- _THE EXERCISE_:
Pictures do not belong in the copy, so please give every entry below again exactly.

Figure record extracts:
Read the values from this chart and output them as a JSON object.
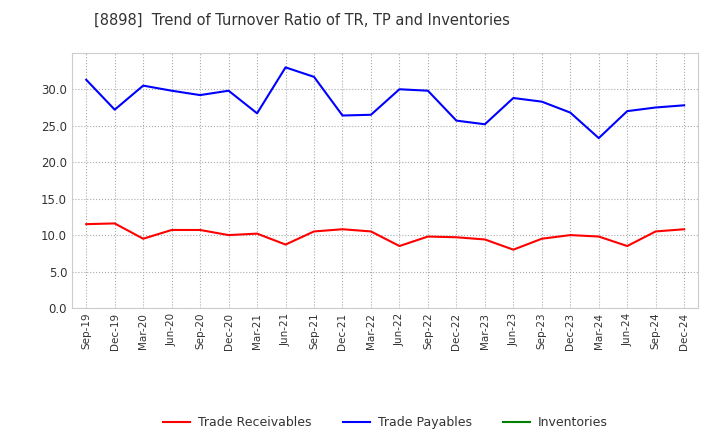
{
  "title": "[8898]  Trend of Turnover Ratio of TR, TP and Inventories",
  "x_labels": [
    "Sep-19",
    "Dec-19",
    "Mar-20",
    "Jun-20",
    "Sep-20",
    "Dec-20",
    "Mar-21",
    "Jun-21",
    "Sep-21",
    "Dec-21",
    "Mar-22",
    "Jun-22",
    "Sep-22",
    "Dec-22",
    "Mar-23",
    "Jun-23",
    "Sep-23",
    "Dec-23",
    "Mar-24",
    "Jun-24",
    "Sep-24",
    "Dec-24"
  ],
  "trade_receivables": [
    11.5,
    11.6,
    9.5,
    10.7,
    10.7,
    10.0,
    10.2,
    8.7,
    10.5,
    10.8,
    10.5,
    8.5,
    9.8,
    9.7,
    9.4,
    8.0,
    9.5,
    10.0,
    9.8,
    8.5,
    10.5,
    10.8
  ],
  "trade_payables": [
    31.3,
    27.2,
    30.5,
    29.8,
    29.2,
    29.8,
    26.7,
    33.0,
    31.7,
    26.4,
    26.5,
    30.0,
    29.8,
    25.7,
    25.2,
    28.8,
    28.3,
    26.8,
    23.3,
    27.0,
    27.5,
    27.8
  ],
  "inventories": [
    null,
    null,
    null,
    null,
    null,
    null,
    null,
    null,
    null,
    null,
    null,
    null,
    null,
    null,
    null,
    null,
    null,
    null,
    null,
    null,
    null,
    null
  ],
  "ylim": [
    0,
    35
  ],
  "yticks": [
    0.0,
    5.0,
    10.0,
    15.0,
    20.0,
    25.0,
    30.0
  ],
  "colors": {
    "trade_receivables": "#ff0000",
    "trade_payables": "#0000ff",
    "inventories": "#008000",
    "grid": "#aaaaaa",
    "background": "#ffffff"
  },
  "legend": {
    "trade_receivables": "Trade Receivables",
    "trade_payables": "Trade Payables",
    "inventories": "Inventories"
  },
  "title_color": "#333333",
  "tick_color": "#333333"
}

- _SOLUTION BELOW_:
Read the values from this chart and output them as a JSON object.
{
  "title": "[8898]  Trend of Turnover Ratio of TR, TP and Inventories",
  "x_labels": [
    "Sep-19",
    "Dec-19",
    "Mar-20",
    "Jun-20",
    "Sep-20",
    "Dec-20",
    "Mar-21",
    "Jun-21",
    "Sep-21",
    "Dec-21",
    "Mar-22",
    "Jun-22",
    "Sep-22",
    "Dec-22",
    "Mar-23",
    "Jun-23",
    "Sep-23",
    "Dec-23",
    "Mar-24",
    "Jun-24",
    "Sep-24",
    "Dec-24"
  ],
  "trade_receivables": [
    11.5,
    11.6,
    9.5,
    10.7,
    10.7,
    10.0,
    10.2,
    8.7,
    10.5,
    10.8,
    10.5,
    8.5,
    9.8,
    9.7,
    9.4,
    8.0,
    9.5,
    10.0,
    9.8,
    8.5,
    10.5,
    10.8
  ],
  "trade_payables": [
    31.3,
    27.2,
    30.5,
    29.8,
    29.2,
    29.8,
    26.7,
    33.0,
    31.7,
    26.4,
    26.5,
    30.0,
    29.8,
    25.7,
    25.2,
    28.8,
    28.3,
    26.8,
    23.3,
    27.0,
    27.5,
    27.8
  ],
  "inventories": [
    null,
    null,
    null,
    null,
    null,
    null,
    null,
    null,
    null,
    null,
    null,
    null,
    null,
    null,
    null,
    null,
    null,
    null,
    null,
    null,
    null,
    null
  ],
  "ylim": [
    0,
    35
  ],
  "yticks": [
    0.0,
    5.0,
    10.0,
    15.0,
    20.0,
    25.0,
    30.0
  ],
  "colors": {
    "trade_receivables": "#ff0000",
    "trade_payables": "#0000ff",
    "inventories": "#008000",
    "grid": "#aaaaaa",
    "background": "#ffffff"
  },
  "legend": {
    "trade_receivables": "Trade Receivables",
    "trade_payables": "Trade Payables",
    "inventories": "Inventories"
  },
  "title_color": "#333333",
  "tick_color": "#333333"
}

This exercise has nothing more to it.